## Exercise details
Pick out every line holding the string "young" and copy it.

## Dataset records

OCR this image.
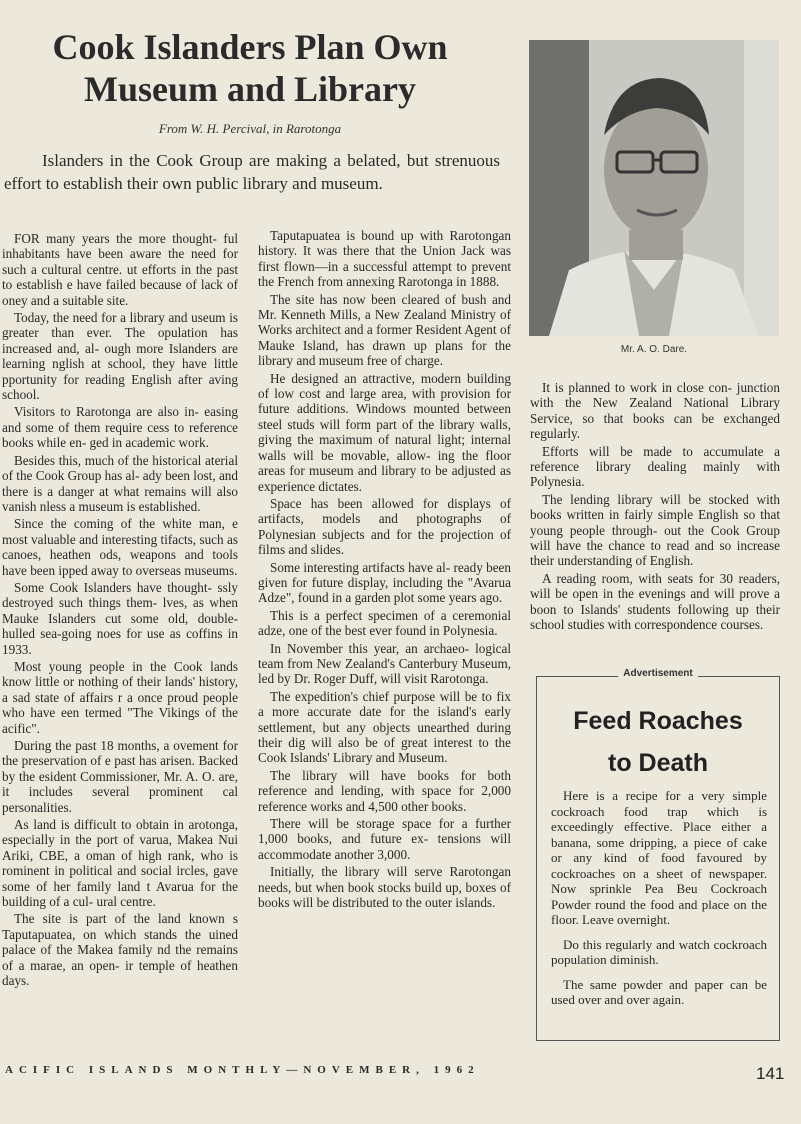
Cook Islanders Plan Own
Museum and Library
From W. H. Percival, in Rarotonga

Islanders in the Cook Group are making a belated, but strenuous effort to establish their own public library and museum.

FOR many years the more thought- ful inhabitants have been aware the need for such a cultural centre. ut efforts in the past to establish e have failed because of lack of oney and a suitable site.

Today, the need for a library and useum is greater than ever. The opulation has increased and, al- ough more Islanders are learning nglish at school, they have little pportunity for reading English after aving school.

Visitors to Rarotonga are also in- easing and some of them require cess to reference books while en- ged in academic work.

Besides this, much of the historical aterial of the Cook Group has al- ady been lost, and there is a danger at what remains will also vanish nless a museum is established.

Since the coming of the white man, e most valuable and interesting tifacts, such as canoes, heathen ods, weapons and tools have been ipped away to overseas museums.

Some Cook Islanders have thought- ssly destroyed such things them- lves, as when Mauke Islanders cut some old, double-hulled sea-going noes for use as coffins in 1933.

Most young people in the Cook lands know little or nothing of their lands' history, a sad state of affairs r a once proud people who have een termed "The Vikings of the acific".

During the past 18 months, a ovement for the preservation of e past has arisen. Backed by the esident Commissioner, Mr. A. O. are, it includes several prominent cal personalities.

As land is difficult to obtain in arotonga, especially in the port of varua, Makea Nui Ariki, CBE, a oman of high rank, who is rominent in political and social ircles, gave some of her family land t Avarua for the building of a cul- ural centre.

The site is part of the land known s Taputapuatea, on which stands the uined palace of the Makea family nd the remains of a marae, an open- ir temple of heathen days.

Taputapuatea is bound up with Rarotongan history. It was there that the Union Jack was first flown—in a successful attempt to prevent the French from annexing Rarotonga in 1888.

The site has now been cleared of bush and Mr. Kenneth Mills, a New Zealand Ministry of Works architect and a former Resident Agent of Mauke Island, has drawn up plans for the library and museum free of charge.

He designed an attractive, modern building of low cost and large area, with provision for future additions. Windows mounted between steel studs will form part of the library walls, giving the maximum of natural light; internal walls will be movable, allow- ing the floor areas for museum and library to be adjusted as experience dictates.

Space has been allowed for displays of artifacts, models and photographs of Polynesian subjects and for the projection of films and slides.

Some interesting artifacts have al- ready been given for future display, including the "Avarua Adze", found in a garden plot some years ago.

This is a perfect specimen of a ceremonial adze, one of the best ever found in Polynesia.

In November this year, an archaeo- logical team from New Zealand's Canterbury Museum, led by Dr. Roger Duff, will visit Rarotonga.

The expedition's chief purpose will be to fix a more accurate date for the island's early settlement, but any objects unearthed during their dig will also be of great interest to the Cook Islands' Library and Museum.

The library will have books for both reference and lending, with space for 2,000 reference works and 4,500 other books.

There will be storage space for a further 1,000 books, and future ex- tensions will accommodate another 3,000.

Initially, the library will serve Rarotongan needs, but when book stocks build up, boxes of books will be distributed to the outer islands.

Mr. A. O. Dare.

It is planned to work in close con- junction with the New Zealand National Library Service, so that books can be exchanged regularly.

Efforts will be made to accumulate a reference library dealing mainly with Polynesia.

The lending library will be stocked with books written in fairly simple English so that young people through- out the Cook Group will have the chance to read and so increase their understanding of English.

A reading room, with seats for 30 readers, will be open in the evenings and will prove a boon to Islands' students following up their school studies with correspondence courses.

Advertisement
Feed Roaches
to Death

Here is a recipe for a very simple cockroach food trap which is exceedingly effective. Place either a banana, some dripping, a piece of cake or any kind of food favoured by cockroaches on a sheet of newspaper. Now sprinkle Pea Beu Cockroach Powder round the food and place on the floor. Leave overnight.

Do this regularly and watch cockroach population diminish.

The same powder and paper can be used over and over again.

ACIFIC ISLANDS MONTHLY—NOVEMBER, 1962	141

## The answer
Most young people in the Cook lands know little or nothing of their lands' history, a sad state of affairs r a once proud people who have een termed "The Vikings of the acific".
The lending library will be stocked with books written in fairly simple English so that young people through- out the Cook Group will have the chance to read and so increase their understanding of English.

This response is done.